• [The exercise]
Work out how many lines in the data hold the word "конецъ", and reply with that number only.
======
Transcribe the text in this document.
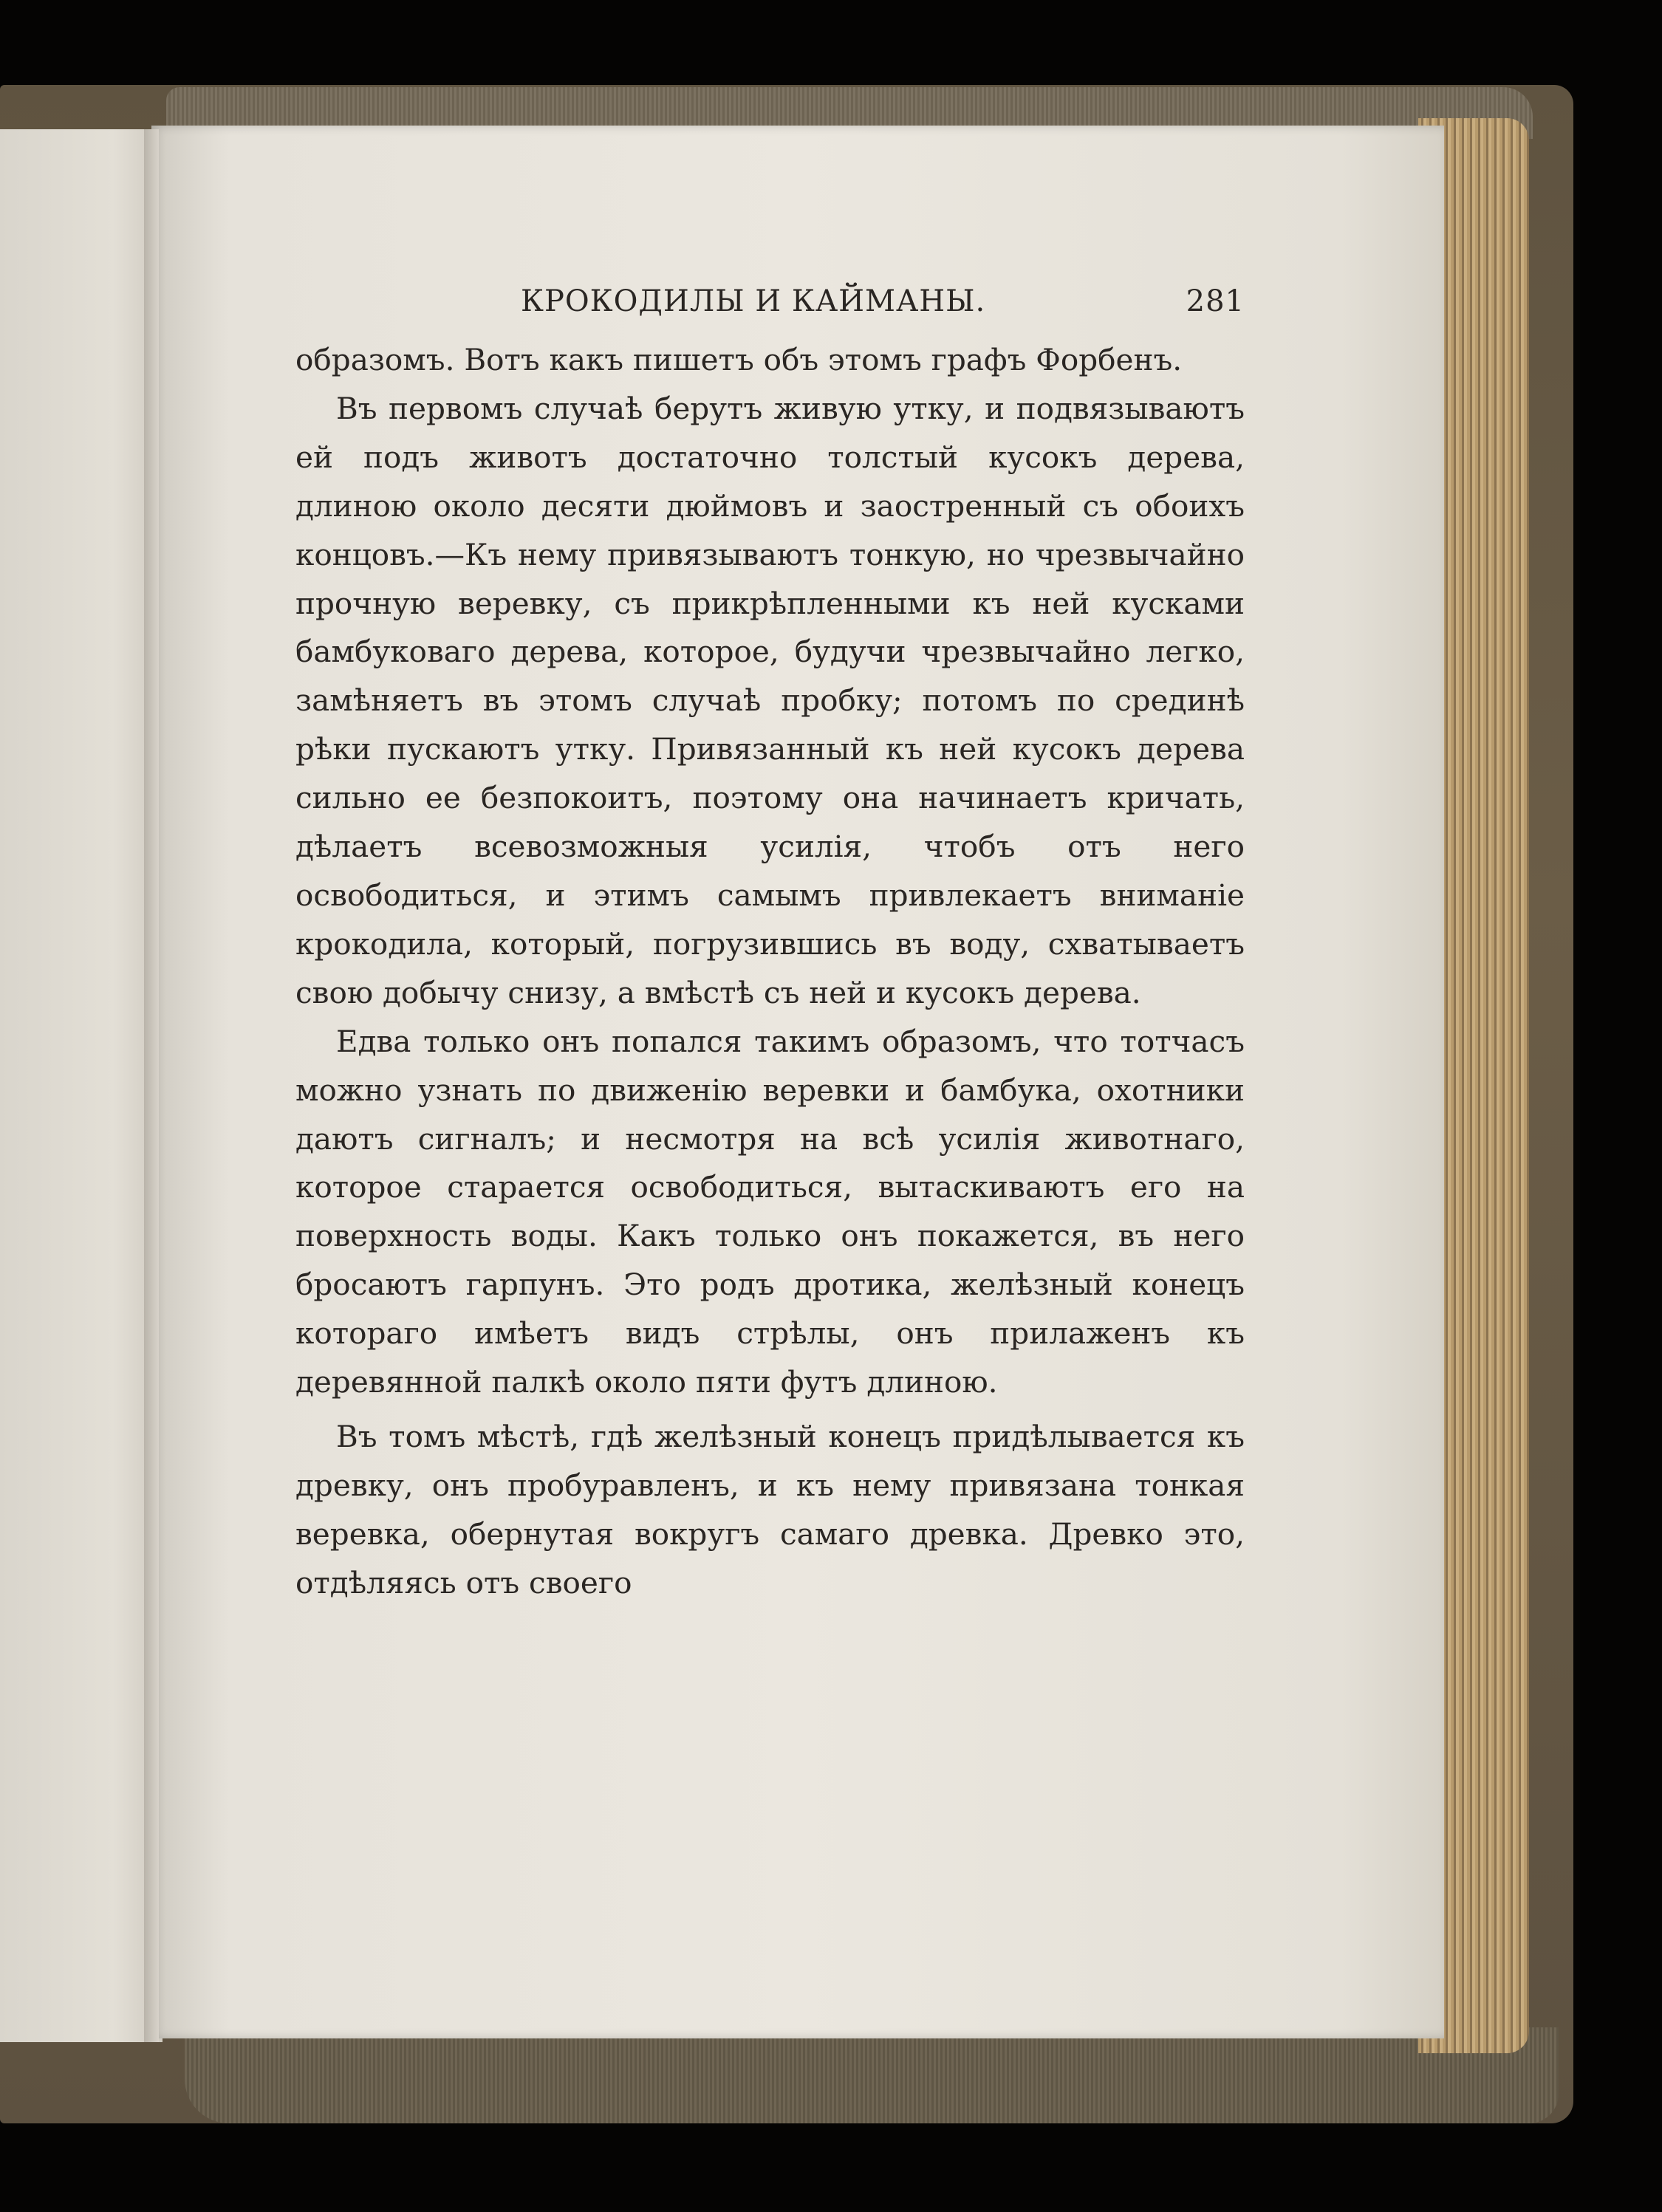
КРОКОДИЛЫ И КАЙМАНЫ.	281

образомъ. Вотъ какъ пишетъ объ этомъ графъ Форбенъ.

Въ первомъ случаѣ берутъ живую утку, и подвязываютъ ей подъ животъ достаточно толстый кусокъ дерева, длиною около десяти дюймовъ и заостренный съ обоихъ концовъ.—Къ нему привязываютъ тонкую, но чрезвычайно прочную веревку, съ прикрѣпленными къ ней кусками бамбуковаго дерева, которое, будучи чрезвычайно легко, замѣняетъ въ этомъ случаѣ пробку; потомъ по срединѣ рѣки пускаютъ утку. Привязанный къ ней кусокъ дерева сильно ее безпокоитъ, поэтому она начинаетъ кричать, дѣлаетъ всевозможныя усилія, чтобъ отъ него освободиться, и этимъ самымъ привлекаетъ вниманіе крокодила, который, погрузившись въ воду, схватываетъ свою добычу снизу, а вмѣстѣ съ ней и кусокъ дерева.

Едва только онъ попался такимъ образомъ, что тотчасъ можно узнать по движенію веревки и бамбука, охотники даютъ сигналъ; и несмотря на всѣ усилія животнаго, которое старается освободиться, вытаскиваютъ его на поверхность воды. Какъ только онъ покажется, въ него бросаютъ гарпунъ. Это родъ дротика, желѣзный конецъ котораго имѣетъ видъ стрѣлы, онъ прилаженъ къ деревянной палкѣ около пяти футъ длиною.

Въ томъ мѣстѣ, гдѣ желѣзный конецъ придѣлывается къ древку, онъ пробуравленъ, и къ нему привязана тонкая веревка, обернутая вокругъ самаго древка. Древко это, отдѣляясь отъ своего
======
• [Answer in full]
2